_Given exercise_
Below is a block of records; reproduce all of them exactly and leave out any pictures.

_Record extracts_

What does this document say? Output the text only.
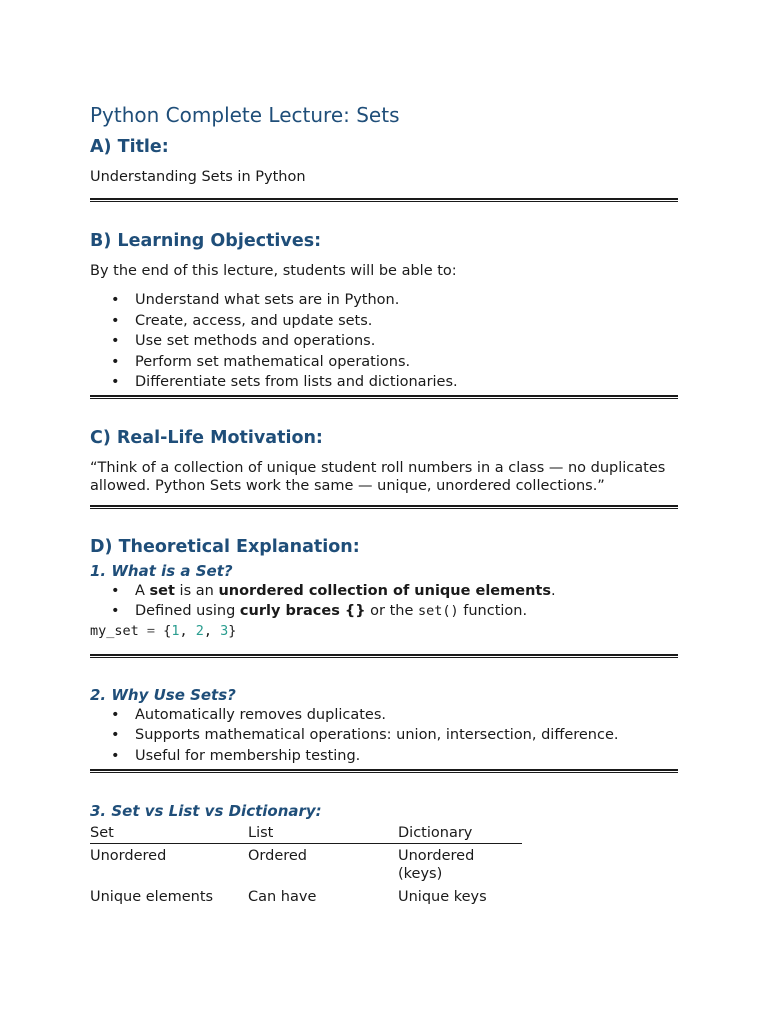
Python Complete Lecture: Sets
A) Title:

Understanding Sets in Python

B) Learning Objectives:

By the end of this lecture, students will be able to:

• Understand what sets are in Python.
• Create, access, and update sets.
• Use set methods and operations.
• Perform set mathematical operations.
• Differentiate sets from lists and dictionaries.
C) Real-Life Motivation:

“Think of a collection of unique student roll numbers in a class — no duplicates allowed. Python Sets work the same — unique, unordered collections.”

D) Theoretical Explanation:
1. What is a Set?
• A set is an unordered collection of unique elements.
• Defined using curly braces {} or the set() function.
my_set = {1, 2, 3}
2. Why Use Sets?
• Automatically removes duplicates.
• Supports mathematical operations: union, intersection, difference.
• Useful for membership testing.
3. Set vs List vs Dictionary:
Set	List	Dictionary
Unordered	Ordered	Unordered (keys)
Unique elements	Can have	Unique keys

_Solution to this problem_
What does this document say? Output the text only.
Python Complete Lecture: Sets
A) Title:

Understanding Sets in Python

B) Learning Objectives:

By the end of this lecture, students will be able to:

• Understand what sets are in Python.
• Create, access, and update sets.
• Use set methods and operations.
• Perform set mathematical operations.
• Differentiate sets from lists and dictionaries.
C) Real-Life Motivation:

“Think of a collection of unique student roll numbers in a class — no duplicates allowed. Python Sets work the same — unique, unordered collections.”

D) Theoretical Explanation:
1. What is a Set?
• A set is an unordered collection of unique elements.
• Defined using curly braces {} or the set() function.
my_set = {1, 2, 3}
2. Why Use Sets?
• Automatically removes duplicates.
• Supports mathematical operations: union, intersection, difference.
• Useful for membership testing.
3. Set vs List vs Dictionary:
Set	List	Dictionary
Unordered	Ordered	Unordered (keys)
Unique elements	Can have	Unique keys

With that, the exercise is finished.